- _What is needed_
The records below must be copied in full; omit the images.

** start Supplied information **

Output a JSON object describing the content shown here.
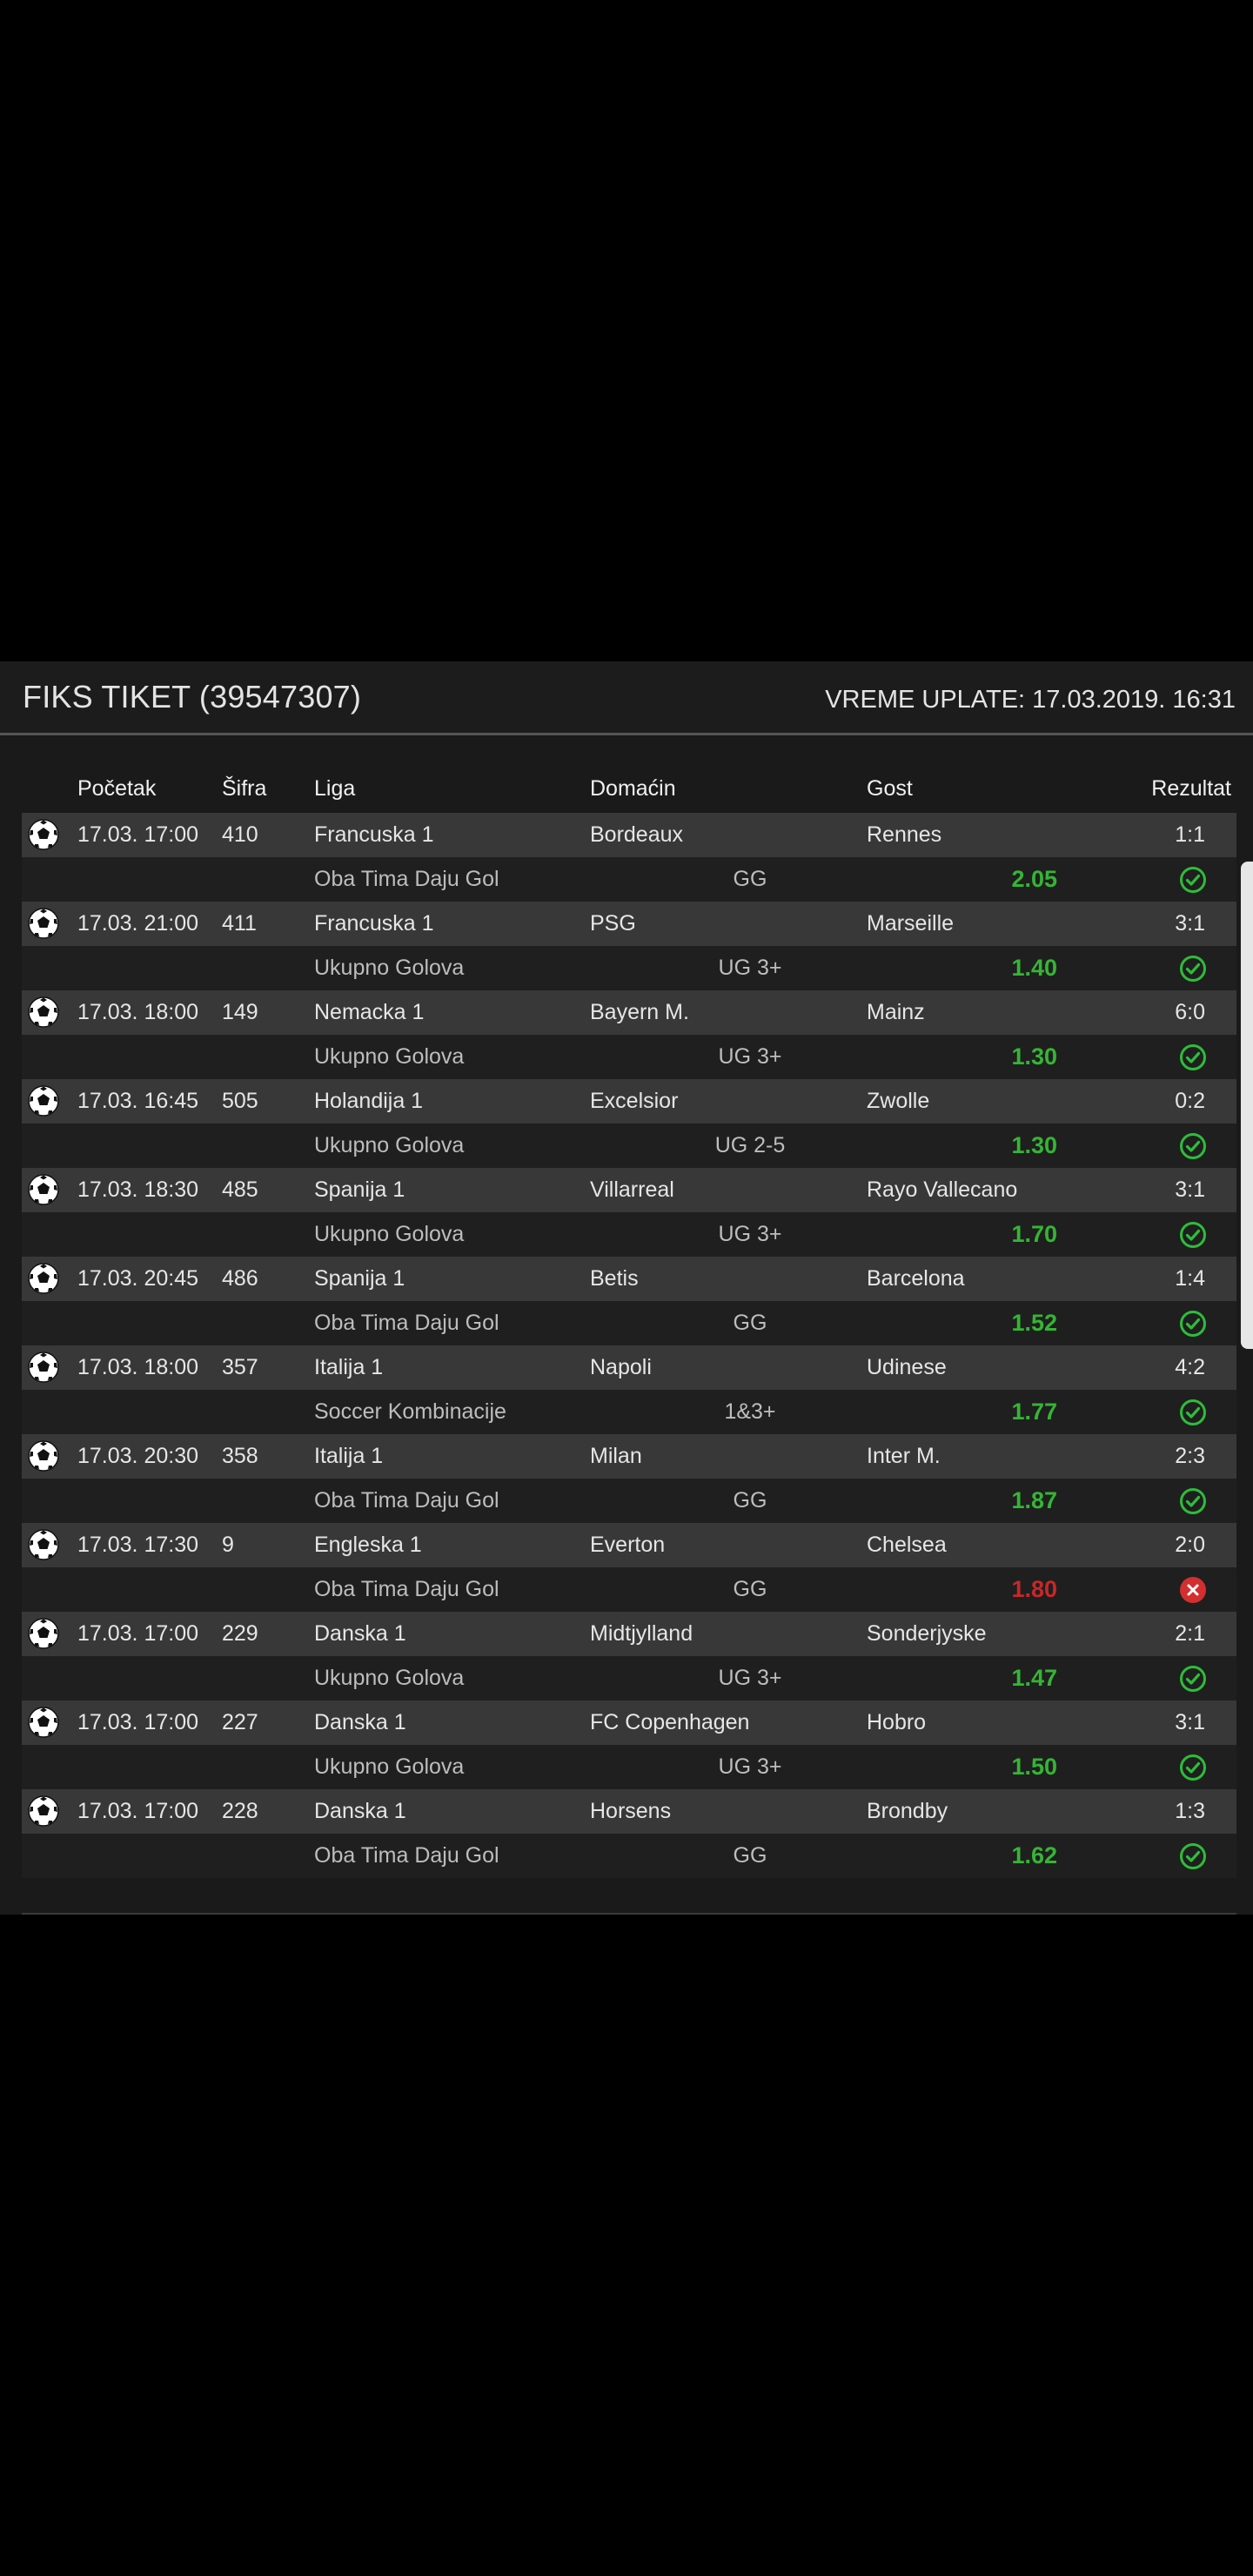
{
  "ticket": {
    "title": "FIKS TIKET (39547307)",
    "payment_time": "VREME UPLATE: 17.03.2019. 16:31"
  },
  "columns": {
    "start": "Početak",
    "code": "Šifra",
    "league": "Liga",
    "home": "Domaćin",
    "away": "Gost",
    "result": "Rezultat"
  },
  "colors": {
    "odds_win": "#35b535",
    "odds_lose": "#c62828",
    "status_win": "#2ebd3a",
    "status_lose": "#d32f2f"
  },
  "matches": [
    {
      "time": "17.03. 17:00",
      "code": "410",
      "league": "Francuska 1",
      "home": "Bordeaux",
      "away": "Rennes",
      "result": "1:1",
      "bet_type": "Oba Tima Daju Gol",
      "pick": "GG",
      "odds": "2.05",
      "status": "win"
    },
    {
      "time": "17.03. 21:00",
      "code": "411",
      "league": "Francuska 1",
      "home": "PSG",
      "away": "Marseille",
      "result": "3:1",
      "bet_type": "Ukupno Golova",
      "pick": "UG 3+",
      "odds": "1.40",
      "status": "win"
    },
    {
      "time": "17.03. 18:00",
      "code": "149",
      "league": "Nemacka 1",
      "home": "Bayern M.",
      "away": "Mainz",
      "result": "6:0",
      "bet_type": "Ukupno Golova",
      "pick": "UG 3+",
      "odds": "1.30",
      "status": "win"
    },
    {
      "time": "17.03. 16:45",
      "code": "505",
      "league": "Holandija 1",
      "home": "Excelsior",
      "away": "Zwolle",
      "result": "0:2",
      "bet_type": "Ukupno Golova",
      "pick": "UG 2-5",
      "odds": "1.30",
      "status": "win"
    },
    {
      "time": "17.03. 18:30",
      "code": "485",
      "league": "Spanija 1",
      "home": "Villarreal",
      "away": "Rayo Vallecano",
      "result": "3:1",
      "bet_type": "Ukupno Golova",
      "pick": "UG 3+",
      "odds": "1.70",
      "status": "win"
    },
    {
      "time": "17.03. 20:45",
      "code": "486",
      "league": "Spanija 1",
      "home": "Betis",
      "away": "Barcelona",
      "result": "1:4",
      "bet_type": "Oba Tima Daju Gol",
      "pick": "GG",
      "odds": "1.52",
      "status": "win"
    },
    {
      "time": "17.03. 18:00",
      "code": "357",
      "league": "Italija 1",
      "home": "Napoli",
      "away": "Udinese",
      "result": "4:2",
      "bet_type": "Soccer Kombinacije",
      "pick": "1&3+",
      "odds": "1.77",
      "status": "win"
    },
    {
      "time": "17.03. 20:30",
      "code": "358",
      "league": "Italija 1",
      "home": "Milan",
      "away": "Inter M.",
      "result": "2:3",
      "bet_type": "Oba Tima Daju Gol",
      "pick": "GG",
      "odds": "1.87",
      "status": "win"
    },
    {
      "time": "17.03. 17:30",
      "code": "9",
      "league": "Engleska 1",
      "home": "Everton",
      "away": "Chelsea",
      "result": "2:0",
      "bet_type": "Oba Tima Daju Gol",
      "pick": "GG",
      "odds": "1.80",
      "status": "lose"
    },
    {
      "time": "17.03. 17:00",
      "code": "229",
      "league": "Danska 1",
      "home": "Midtjylland",
      "away": "Sonderjyske",
      "result": "2:1",
      "bet_type": "Ukupno Golova",
      "pick": "UG 3+",
      "odds": "1.47",
      "status": "win"
    },
    {
      "time": "17.03. 17:00",
      "code": "227",
      "league": "Danska 1",
      "home": "FC Copenhagen",
      "away": "Hobro",
      "result": "3:1",
      "bet_type": "Ukupno Golova",
      "pick": "UG 3+",
      "odds": "1.50",
      "status": "win"
    },
    {
      "time": "17.03. 17:00",
      "code": "228",
      "league": "Danska 1",
      "home": "Horsens",
      "away": "Brondby",
      "result": "1:3",
      "bet_type": "Oba Tima Daju Gol",
      "pick": "GG",
      "odds": "1.62",
      "status": "win"
    }
  ]
}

** end Supplied information **

- _Correct answer_
Output a JSON object describing the content shown here.
{
  "ticket": {
    "title": "FIKS TIKET (39547307)",
    "payment_time": "VREME UPLATE: 17.03.2019. 16:31"
  },
  "columns": {
    "start": "Početak",
    "code": "Šifra",
    "league": "Liga",
    "home": "Domaćin",
    "away": "Gost",
    "result": "Rezultat"
  },
  "colors": {
    "odds_win": "#35b535",
    "odds_lose": "#c62828",
    "status_win": "#2ebd3a",
    "status_lose": "#d32f2f"
  },
  "matches": [
    {
      "time": "17.03. 17:00",
      "code": "410",
      "league": "Francuska 1",
      "home": "Bordeaux",
      "away": "Rennes",
      "result": "1:1",
      "bet_type": "Oba Tima Daju Gol",
      "pick": "GG",
      "odds": "2.05",
      "status": "win"
    },
    {
      "time": "17.03. 21:00",
      "code": "411",
      "league": "Francuska 1",
      "home": "PSG",
      "away": "Marseille",
      "result": "3:1",
      "bet_type": "Ukupno Golova",
      "pick": "UG 3+",
      "odds": "1.40",
      "status": "win"
    },
    {
      "time": "17.03. 18:00",
      "code": "149",
      "league": "Nemacka 1",
      "home": "Bayern M.",
      "away": "Mainz",
      "result": "6:0",
      "bet_type": "Ukupno Golova",
      "pick": "UG 3+",
      "odds": "1.30",
      "status": "win"
    },
    {
      "time": "17.03. 16:45",
      "code": "505",
      "league": "Holandija 1",
      "home": "Excelsior",
      "away": "Zwolle",
      "result": "0:2",
      "bet_type": "Ukupno Golova",
      "pick": "UG 2-5",
      "odds": "1.30",
      "status": "win"
    },
    {
      "time": "17.03. 18:30",
      "code": "485",
      "league": "Spanija 1",
      "home": "Villarreal",
      "away": "Rayo Vallecano",
      "result": "3:1",
      "bet_type": "Ukupno Golova",
      "pick": "UG 3+",
      "odds": "1.70",
      "status": "win"
    },
    {
      "time": "17.03. 20:45",
      "code": "486",
      "league": "Spanija 1",
      "home": "Betis",
      "away": "Barcelona",
      "result": "1:4",
      "bet_type": "Oba Tima Daju Gol",
      "pick": "GG",
      "odds": "1.52",
      "status": "win"
    },
    {
      "time": "17.03. 18:00",
      "code": "357",
      "league": "Italija 1",
      "home": "Napoli",
      "away": "Udinese",
      "result": "4:2",
      "bet_type": "Soccer Kombinacije",
      "pick": "1&3+",
      "odds": "1.77",
      "status": "win"
    },
    {
      "time": "17.03. 20:30",
      "code": "358",
      "league": "Italija 1",
      "home": "Milan",
      "away": "Inter M.",
      "result": "2:3",
      "bet_type": "Oba Tima Daju Gol",
      "pick": "GG",
      "odds": "1.87",
      "status": "win"
    },
    {
      "time": "17.03. 17:30",
      "code": "9",
      "league": "Engleska 1",
      "home": "Everton",
      "away": "Chelsea",
      "result": "2:0",
      "bet_type": "Oba Tima Daju Gol",
      "pick": "GG",
      "odds": "1.80",
      "status": "lose"
    },
    {
      "time": "17.03. 17:00",
      "code": "229",
      "league": "Danska 1",
      "home": "Midtjylland",
      "away": "Sonderjyske",
      "result": "2:1",
      "bet_type": "Ukupno Golova",
      "pick": "UG 3+",
      "odds": "1.47",
      "status": "win"
    },
    {
      "time": "17.03. 17:00",
      "code": "227",
      "league": "Danska 1",
      "home": "FC Copenhagen",
      "away": "Hobro",
      "result": "3:1",
      "bet_type": "Ukupno Golova",
      "pick": "UG 3+",
      "odds": "1.50",
      "status": "win"
    },
    {
      "time": "17.03. 17:00",
      "code": "228",
      "league": "Danska 1",
      "home": "Horsens",
      "away": "Brondby",
      "result": "1:3",
      "bet_type": "Oba Tima Daju Gol",
      "pick": "GG",
      "odds": "1.62",
      "status": "win"
    }
  ]
}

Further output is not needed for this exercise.